- **Extracted records**
════

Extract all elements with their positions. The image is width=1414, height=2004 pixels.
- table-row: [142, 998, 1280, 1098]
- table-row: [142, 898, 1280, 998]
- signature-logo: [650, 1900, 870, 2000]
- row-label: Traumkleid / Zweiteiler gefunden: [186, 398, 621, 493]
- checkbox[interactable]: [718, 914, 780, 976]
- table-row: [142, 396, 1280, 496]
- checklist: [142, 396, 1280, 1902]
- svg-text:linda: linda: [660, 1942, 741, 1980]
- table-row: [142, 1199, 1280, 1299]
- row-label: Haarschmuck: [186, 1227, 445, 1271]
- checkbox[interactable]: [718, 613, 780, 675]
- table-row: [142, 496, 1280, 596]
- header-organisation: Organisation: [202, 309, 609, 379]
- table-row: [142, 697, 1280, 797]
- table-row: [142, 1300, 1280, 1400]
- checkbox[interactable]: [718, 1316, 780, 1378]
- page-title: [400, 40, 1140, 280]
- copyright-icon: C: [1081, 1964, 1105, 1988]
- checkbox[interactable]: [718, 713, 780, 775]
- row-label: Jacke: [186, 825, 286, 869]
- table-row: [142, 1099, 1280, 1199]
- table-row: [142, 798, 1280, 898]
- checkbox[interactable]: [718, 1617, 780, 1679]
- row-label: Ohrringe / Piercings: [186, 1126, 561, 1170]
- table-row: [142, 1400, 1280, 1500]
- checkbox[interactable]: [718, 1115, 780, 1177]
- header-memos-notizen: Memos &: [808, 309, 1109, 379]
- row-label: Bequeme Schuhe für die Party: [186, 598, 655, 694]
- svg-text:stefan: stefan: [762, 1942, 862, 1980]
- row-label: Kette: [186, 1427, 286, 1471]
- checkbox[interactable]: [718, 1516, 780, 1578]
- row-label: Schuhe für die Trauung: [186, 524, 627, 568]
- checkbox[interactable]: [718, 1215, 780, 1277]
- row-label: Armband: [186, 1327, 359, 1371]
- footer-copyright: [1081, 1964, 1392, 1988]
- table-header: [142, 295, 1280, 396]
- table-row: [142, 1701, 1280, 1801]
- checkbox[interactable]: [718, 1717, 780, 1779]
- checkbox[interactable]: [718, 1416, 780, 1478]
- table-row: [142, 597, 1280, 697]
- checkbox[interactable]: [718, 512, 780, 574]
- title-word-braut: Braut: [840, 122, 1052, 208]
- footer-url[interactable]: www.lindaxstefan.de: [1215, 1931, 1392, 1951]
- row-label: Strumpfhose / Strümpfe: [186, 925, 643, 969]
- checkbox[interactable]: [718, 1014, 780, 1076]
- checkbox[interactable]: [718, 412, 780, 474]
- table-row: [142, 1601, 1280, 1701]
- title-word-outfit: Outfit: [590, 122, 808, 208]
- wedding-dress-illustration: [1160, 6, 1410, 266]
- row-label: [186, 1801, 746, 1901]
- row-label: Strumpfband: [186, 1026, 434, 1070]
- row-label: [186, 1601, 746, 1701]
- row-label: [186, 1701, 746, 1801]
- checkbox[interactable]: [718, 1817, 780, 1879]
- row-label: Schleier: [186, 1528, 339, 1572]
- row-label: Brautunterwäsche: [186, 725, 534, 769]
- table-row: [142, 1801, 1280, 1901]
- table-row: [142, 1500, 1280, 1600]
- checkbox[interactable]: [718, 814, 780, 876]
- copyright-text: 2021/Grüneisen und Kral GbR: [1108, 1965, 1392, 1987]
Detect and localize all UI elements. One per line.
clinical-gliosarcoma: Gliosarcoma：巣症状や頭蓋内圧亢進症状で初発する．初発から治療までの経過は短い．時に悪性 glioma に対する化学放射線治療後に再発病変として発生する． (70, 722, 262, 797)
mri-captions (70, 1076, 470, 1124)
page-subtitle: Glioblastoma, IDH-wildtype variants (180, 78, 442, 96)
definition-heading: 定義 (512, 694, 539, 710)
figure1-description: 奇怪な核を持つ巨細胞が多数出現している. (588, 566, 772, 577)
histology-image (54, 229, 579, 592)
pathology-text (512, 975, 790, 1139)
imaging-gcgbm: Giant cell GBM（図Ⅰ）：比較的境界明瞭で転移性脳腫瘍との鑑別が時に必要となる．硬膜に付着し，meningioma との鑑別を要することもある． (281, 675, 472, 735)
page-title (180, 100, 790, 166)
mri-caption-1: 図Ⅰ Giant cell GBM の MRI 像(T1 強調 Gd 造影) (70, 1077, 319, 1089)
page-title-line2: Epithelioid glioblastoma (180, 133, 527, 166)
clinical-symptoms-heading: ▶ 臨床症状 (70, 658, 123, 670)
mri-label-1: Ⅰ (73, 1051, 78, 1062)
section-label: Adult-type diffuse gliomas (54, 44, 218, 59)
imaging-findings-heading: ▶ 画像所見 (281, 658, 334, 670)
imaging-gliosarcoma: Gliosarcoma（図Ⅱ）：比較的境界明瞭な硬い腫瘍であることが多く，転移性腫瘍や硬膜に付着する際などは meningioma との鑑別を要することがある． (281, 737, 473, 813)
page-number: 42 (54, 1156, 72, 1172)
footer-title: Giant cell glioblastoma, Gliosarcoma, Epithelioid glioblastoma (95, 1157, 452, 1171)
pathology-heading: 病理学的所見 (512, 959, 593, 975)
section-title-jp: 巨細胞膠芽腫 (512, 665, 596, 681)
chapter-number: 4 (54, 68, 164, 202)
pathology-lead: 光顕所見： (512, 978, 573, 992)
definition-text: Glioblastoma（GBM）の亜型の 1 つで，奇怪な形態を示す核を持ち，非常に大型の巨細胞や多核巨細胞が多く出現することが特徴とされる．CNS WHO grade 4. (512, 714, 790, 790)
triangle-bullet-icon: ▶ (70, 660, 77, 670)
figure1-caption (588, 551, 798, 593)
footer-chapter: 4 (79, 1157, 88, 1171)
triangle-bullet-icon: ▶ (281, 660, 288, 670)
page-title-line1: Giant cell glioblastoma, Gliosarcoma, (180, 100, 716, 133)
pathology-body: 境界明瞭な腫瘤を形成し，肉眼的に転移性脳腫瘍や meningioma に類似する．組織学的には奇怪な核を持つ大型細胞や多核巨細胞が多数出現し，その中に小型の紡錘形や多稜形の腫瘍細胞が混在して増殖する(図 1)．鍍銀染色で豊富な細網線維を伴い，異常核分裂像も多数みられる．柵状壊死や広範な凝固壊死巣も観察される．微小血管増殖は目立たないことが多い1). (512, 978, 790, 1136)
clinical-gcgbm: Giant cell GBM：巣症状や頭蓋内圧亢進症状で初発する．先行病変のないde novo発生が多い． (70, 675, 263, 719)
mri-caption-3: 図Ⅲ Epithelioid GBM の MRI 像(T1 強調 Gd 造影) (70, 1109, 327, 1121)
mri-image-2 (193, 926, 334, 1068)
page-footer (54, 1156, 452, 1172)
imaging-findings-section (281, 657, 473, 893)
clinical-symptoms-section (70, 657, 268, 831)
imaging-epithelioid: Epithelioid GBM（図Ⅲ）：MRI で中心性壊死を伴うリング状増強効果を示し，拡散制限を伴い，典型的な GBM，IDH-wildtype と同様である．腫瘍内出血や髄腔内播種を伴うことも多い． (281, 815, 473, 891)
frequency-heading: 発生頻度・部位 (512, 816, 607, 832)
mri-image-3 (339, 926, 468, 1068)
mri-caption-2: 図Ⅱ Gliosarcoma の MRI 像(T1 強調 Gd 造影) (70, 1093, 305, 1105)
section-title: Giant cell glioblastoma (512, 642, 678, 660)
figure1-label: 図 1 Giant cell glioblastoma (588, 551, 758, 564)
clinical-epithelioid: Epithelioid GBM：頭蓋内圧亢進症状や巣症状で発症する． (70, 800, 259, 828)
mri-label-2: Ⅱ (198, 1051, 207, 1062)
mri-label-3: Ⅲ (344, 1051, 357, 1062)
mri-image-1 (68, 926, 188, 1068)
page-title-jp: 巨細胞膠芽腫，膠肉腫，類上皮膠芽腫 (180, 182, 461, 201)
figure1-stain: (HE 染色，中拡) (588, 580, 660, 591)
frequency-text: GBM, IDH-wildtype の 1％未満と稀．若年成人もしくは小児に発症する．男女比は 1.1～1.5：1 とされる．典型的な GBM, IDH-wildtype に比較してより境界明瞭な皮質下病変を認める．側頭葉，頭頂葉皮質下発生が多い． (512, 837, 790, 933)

════

- **Exercise description**
Copy the rows above verbatim, from the start of the rows through the line containing "- row-label: Kette: [186, 1427, 286, 1471]", including both ends.

- **Solution to this task**
Extract all elements with their positions. The image is width=1414, height=2004 pixels.
- table-row: [142, 998, 1280, 1098]
- table-row: [142, 898, 1280, 998]
- signature-logo: [650, 1900, 870, 2000]
- row-label: Traumkleid / Zweiteiler gefunden: [186, 398, 621, 493]
- checkbox[interactable]: [718, 914, 780, 976]
- table-row: [142, 396, 1280, 496]
- checklist: [142, 396, 1280, 1902]
- svg-text:linda: linda: [660, 1942, 741, 1980]
- table-row: [142, 1199, 1280, 1299]
- row-label: Haarschmuck: [186, 1227, 445, 1271]
- checkbox[interactable]: [718, 613, 780, 675]
- table-row: [142, 496, 1280, 596]
- header-organisation: Organisation: [202, 309, 609, 379]
- table-row: [142, 697, 1280, 797]
- table-row: [142, 1300, 1280, 1400]
- checkbox[interactable]: [718, 1316, 780, 1378]
- page-title: [400, 40, 1140, 280]
- copyright-icon: C: [1081, 1964, 1105, 1988]
- checkbox[interactable]: [718, 713, 780, 775]
- row-label: Jacke: [186, 825, 286, 869]
- table-row: [142, 1099, 1280, 1199]
- table-row: [142, 798, 1280, 898]
- checkbox[interactable]: [718, 1617, 780, 1679]
- row-label: Ohrringe / Piercings: [186, 1126, 561, 1170]
- table-row: [142, 1400, 1280, 1500]
- checkbox[interactable]: [718, 1115, 780, 1177]
- header-memos-notizen: Memos &: [808, 309, 1109, 379]
- row-label: Bequeme Schuhe für die Party: [186, 598, 655, 694]
- svg-text:stefan: stefan: [762, 1942, 862, 1980]
- row-label: Kette: [186, 1427, 286, 1471]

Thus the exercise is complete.